Return each line of the data below exactly, omitting any pictures.

[Extracts from a graphics dataset]

····················

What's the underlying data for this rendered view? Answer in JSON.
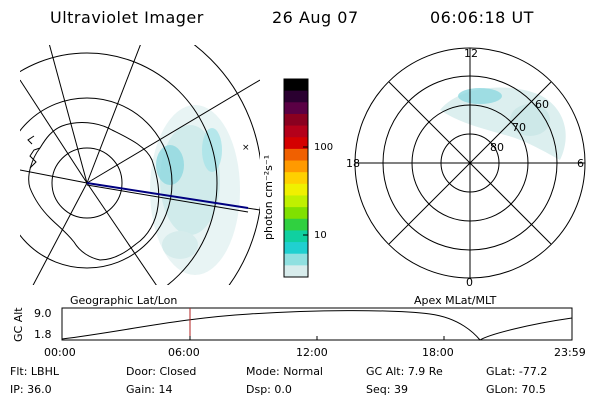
{
  "header": {
    "instrument": "Ultraviolet Imager",
    "date": "26 Aug 07",
    "time": "06:06:18 UT"
  },
  "colorbar": {
    "unit_label": "photon cm⁻²s⁻¹",
    "ticks": [
      "100",
      "10"
    ],
    "colors": [
      "#000000",
      "#2a0030",
      "#5a0044",
      "#8a0020",
      "#b4001a",
      "#d40000",
      "#f06000",
      "#ff9a00",
      "#ffd000",
      "#f0f000",
      "#c0f000",
      "#80e000",
      "#30d040",
      "#10d0a0",
      "#20d0d0",
      "#90e0e0",
      "#d8ecec"
    ]
  },
  "left_panel": {
    "caption": "Geographic Lat/Lon"
  },
  "right_panel": {
    "caption": "Apex MLat/MLT",
    "mlt_labels": {
      "top": "12",
      "left": "18",
      "right": "6",
      "bottom": "0"
    },
    "lat_labels": [
      "60",
      "70",
      "80"
    ]
  },
  "altitude_plot": {
    "ylabel": "GC Alt",
    "yticks": [
      "9.0",
      "1.8"
    ],
    "xticks": [
      "00:00",
      "06:00",
      "12:00",
      "18:00",
      "23:59"
    ]
  },
  "status": {
    "row1": [
      {
        "label": "Flt:",
        "value": "LBHL"
      },
      {
        "label": "Door:",
        "value": "Closed"
      },
      {
        "label": "Mode:",
        "value": "Normal"
      },
      {
        "label": "GC Alt:",
        "value": "7.9 Re"
      },
      {
        "label": "GLat:",
        "value": "-77.2"
      }
    ],
    "row2": [
      {
        "label": "IP:",
        "value": "36.0"
      },
      {
        "label": "Gain:",
        "value": "14"
      },
      {
        "label": "Dsp:",
        "value": "0.0"
      },
      {
        "label": "Seq:",
        "value": "39"
      },
      {
        "label": "GLon:",
        "value": "70.5"
      }
    ]
  }
}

····················

▶ _Output for this exercise_
What's the underlying data for this rendered view? Answer in JSON.
{
  "header": {
    "instrument": "Ultraviolet Imager",
    "date": "26 Aug 07",
    "time": "06:06:18 UT"
  },
  "colorbar": {
    "unit_label": "photon cm⁻²s⁻¹",
    "ticks": [
      "100",
      "10"
    ],
    "colors": [
      "#000000",
      "#2a0030",
      "#5a0044",
      "#8a0020",
      "#b4001a",
      "#d40000",
      "#f06000",
      "#ff9a00",
      "#ffd000",
      "#f0f000",
      "#c0f000",
      "#80e000",
      "#30d040",
      "#10d0a0",
      "#20d0d0",
      "#90e0e0",
      "#d8ecec"
    ]
  },
  "left_panel": {
    "caption": "Geographic Lat/Lon"
  },
  "right_panel": {
    "caption": "Apex MLat/MLT",
    "mlt_labels": {
      "top": "12",
      "left": "18",
      "right": "6",
      "bottom": "0"
    },
    "lat_labels": [
      "60",
      "70",
      "80"
    ]
  },
  "altitude_plot": {
    "ylabel": "GC Alt",
    "yticks": [
      "9.0",
      "1.8"
    ],
    "xticks": [
      "00:00",
      "06:00",
      "12:00",
      "18:00",
      "23:59"
    ]
  },
  "status": {
    "row1": [
      {
        "label": "Flt:",
        "value": "LBHL"
      },
      {
        "label": "Door:",
        "value": "Closed"
      },
      {
        "label": "Mode:",
        "value": "Normal"
      },
      {
        "label": "GC Alt:",
        "value": "7.9 Re"
      },
      {
        "label": "GLat:",
        "value": "-77.2"
      }
    ],
    "row2": [
      {
        "label": "IP:",
        "value": "36.0"
      },
      {
        "label": "Gain:",
        "value": "14"
      },
      {
        "label": "Dsp:",
        "value": "0.0"
      },
      {
        "label": "Seq:",
        "value": "39"
      },
      {
        "label": "GLon:",
        "value": "70.5"
      }
    ]
  }
}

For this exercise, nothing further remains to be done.